- **EXERCISE INSTRUCTIONS**
Don't copy the pictures; return every other part of the records exactly.

/---

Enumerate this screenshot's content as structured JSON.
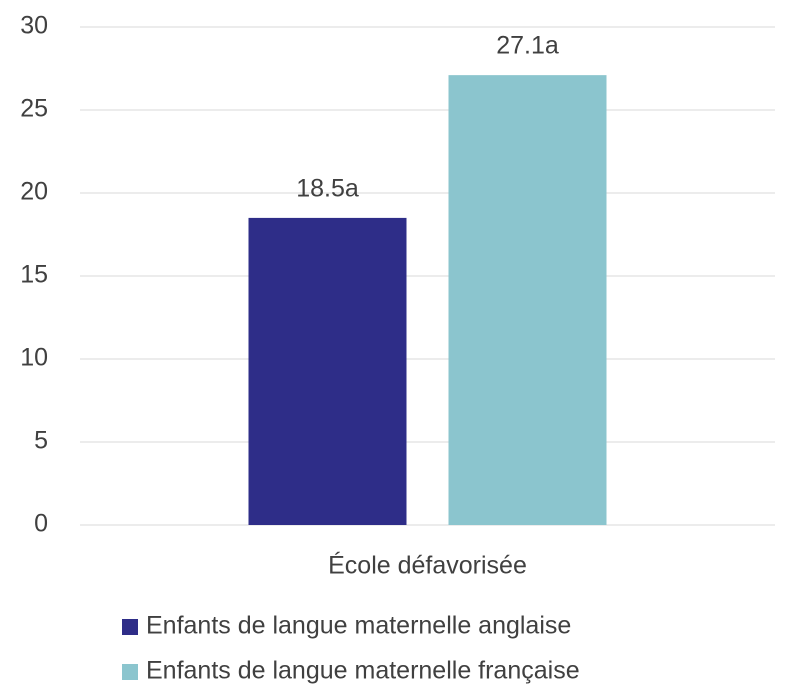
{
  "chart_data": {
    "type": "bar",
    "categories": [
      "École défavorisée"
    ],
    "series": [
      {
        "name": "Enfants de langue maternelle anglaise",
        "color": "#2e2d88",
        "values": [
          18.5
        ],
        "value_labels": [
          "18.5a"
        ]
      },
      {
        "name": "Enfants de langue maternelle française",
        "color": "#8bc5ce",
        "values": [
          27.1
        ],
        "value_labels": [
          "27.1a"
        ]
      }
    ],
    "ylim": [
      0,
      30
    ],
    "yticks": [
      0,
      5,
      10,
      15,
      20,
      25,
      30
    ],
    "grid": true,
    "legend": "bottom"
  }
}
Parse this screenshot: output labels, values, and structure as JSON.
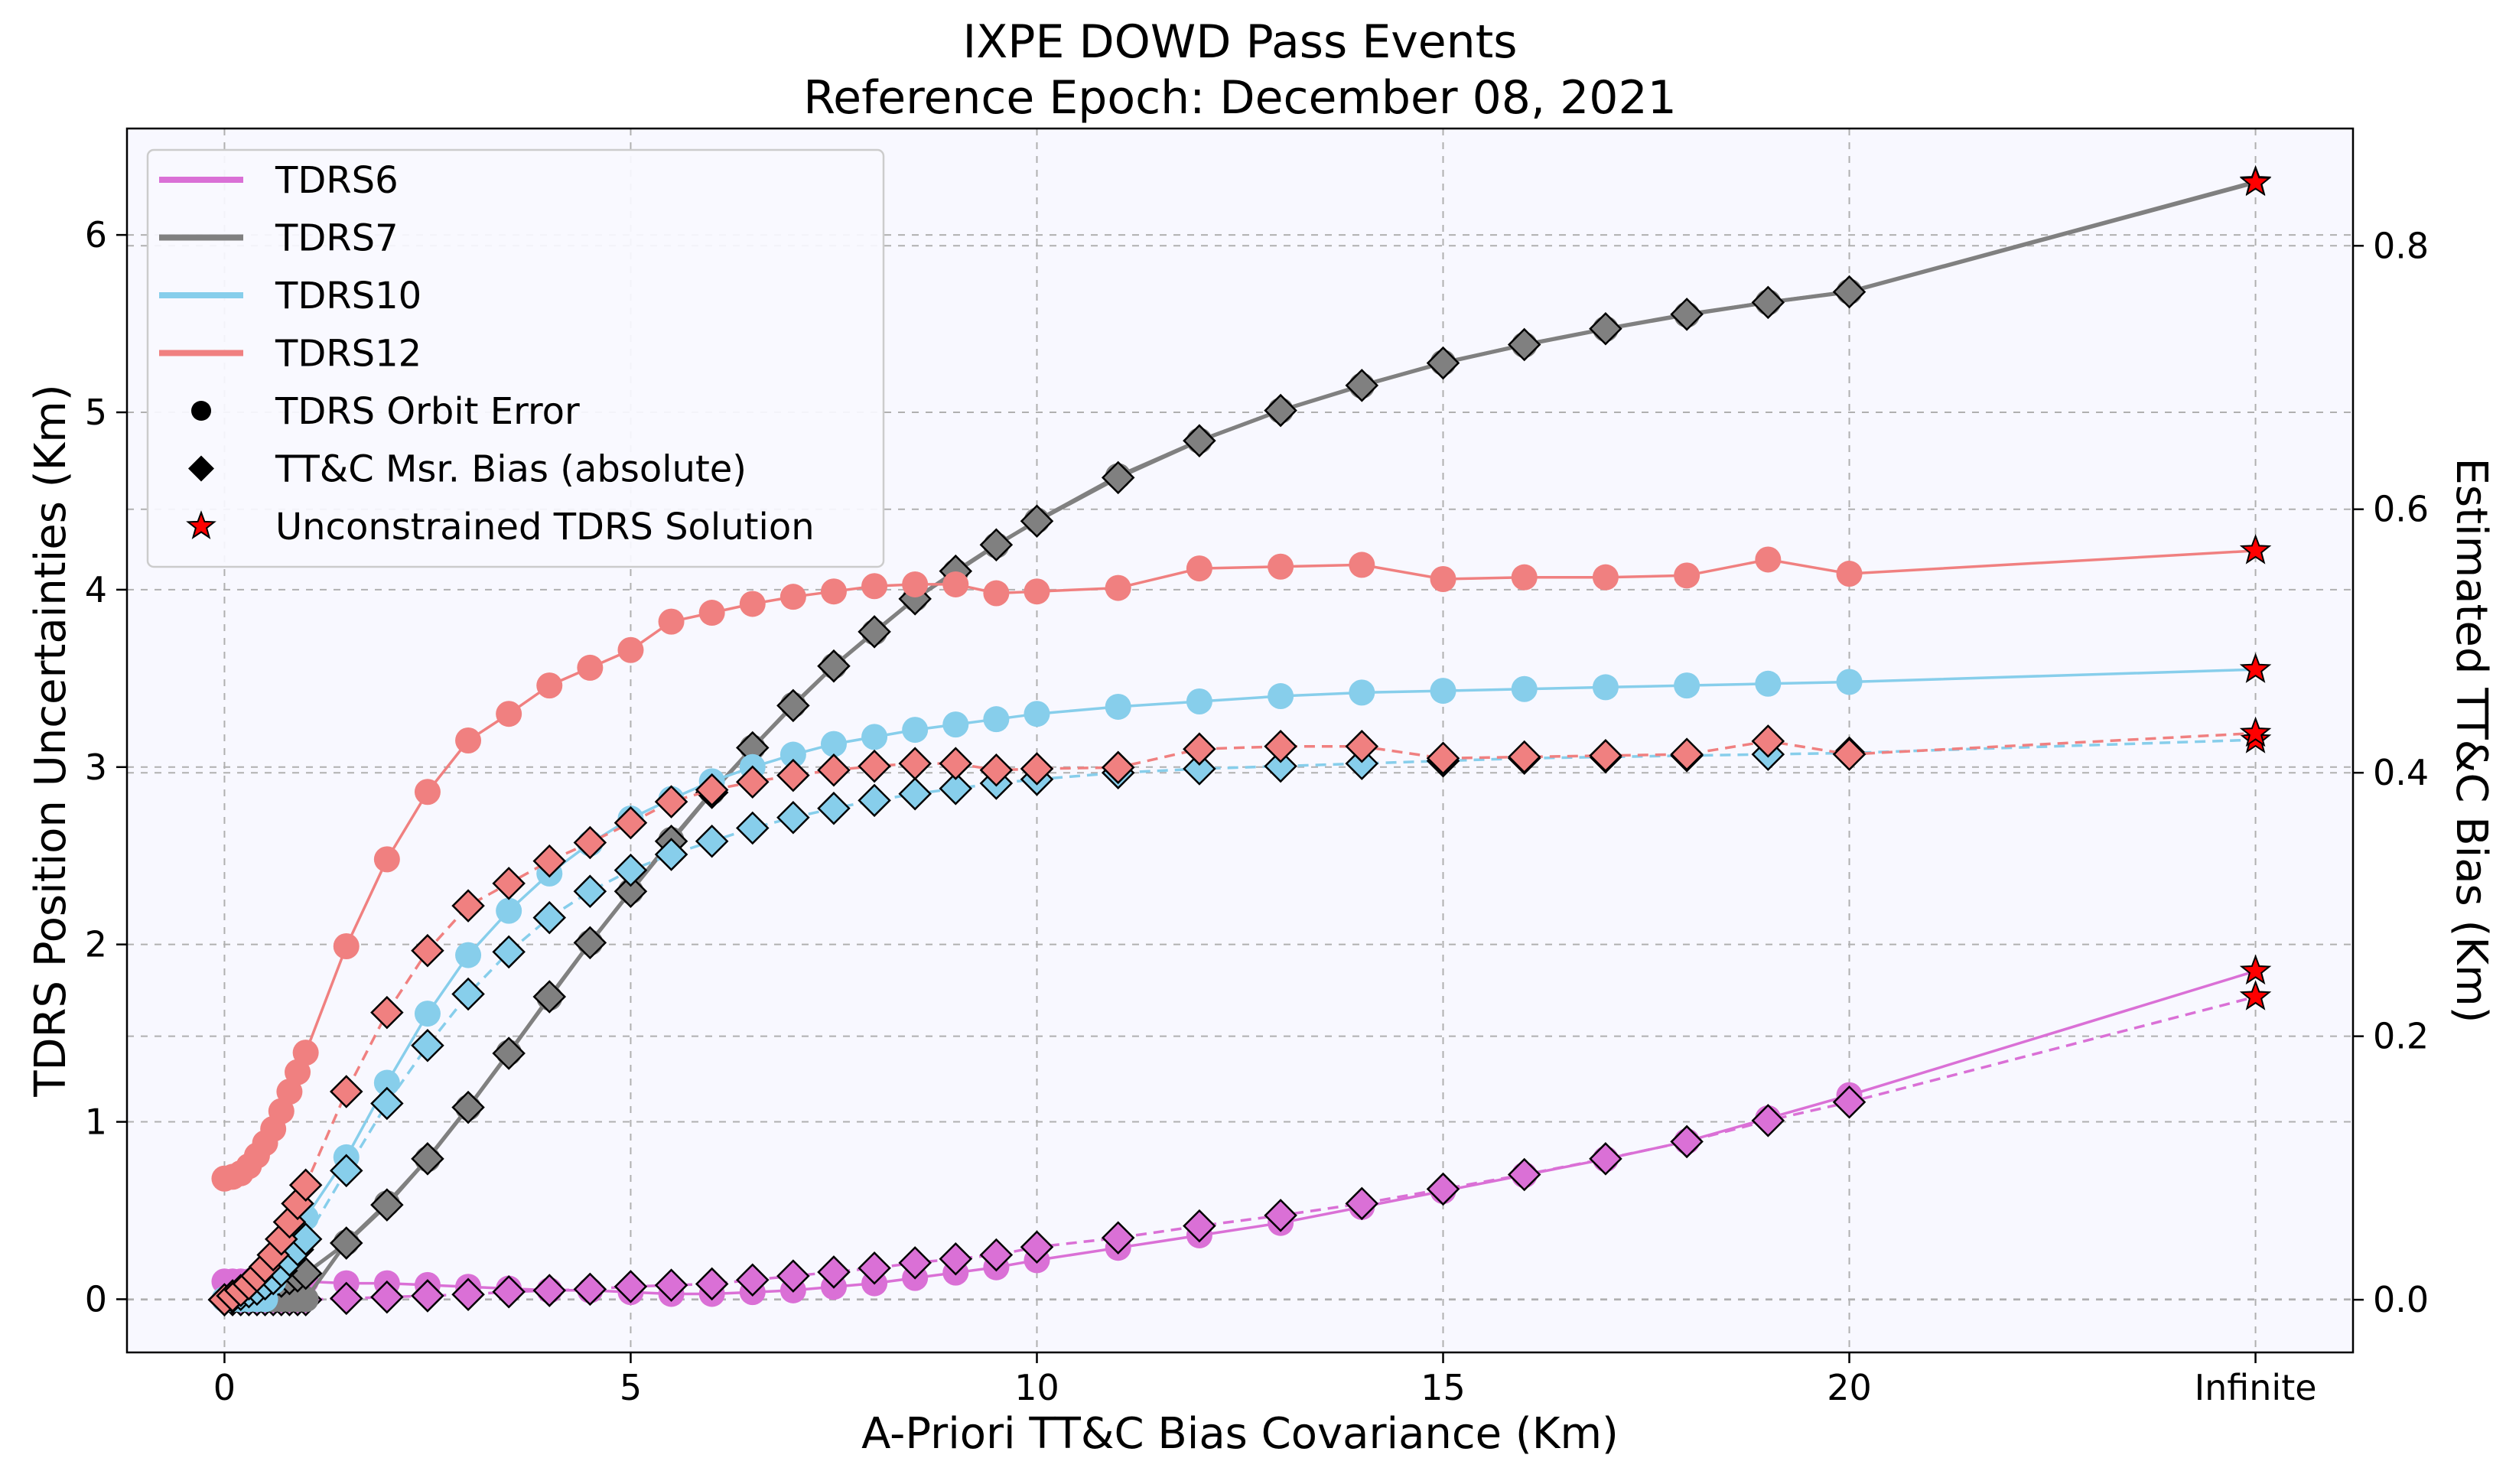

\---

- **OUTPUT OF THE EXERCISE**
Enumerate this screenshot's content as structured JSON.
{
  "chart_data": {
    "type": "bar",
    "categories": [
      "École défavorisée"
    ],
    "series": [
      {
        "name": "Enfants de langue maternelle anglaise",
        "color": "#2e2d88",
        "values": [
          18.5
        ],
        "value_labels": [
          "18.5a"
        ]
      },
      {
        "name": "Enfants de langue maternelle française",
        "color": "#8bc5ce",
        "values": [
          27.1
        ],
        "value_labels": [
          "27.1a"
        ]
      }
    ],
    "ylim": [
      0,
      30
    ],
    "yticks": [
      0,
      5,
      10,
      15,
      20,
      25,
      30
    ],
    "grid": true,
    "legend": "bottom"
  }
}
Parse this screenshot: output labels, values, and structure as JSON.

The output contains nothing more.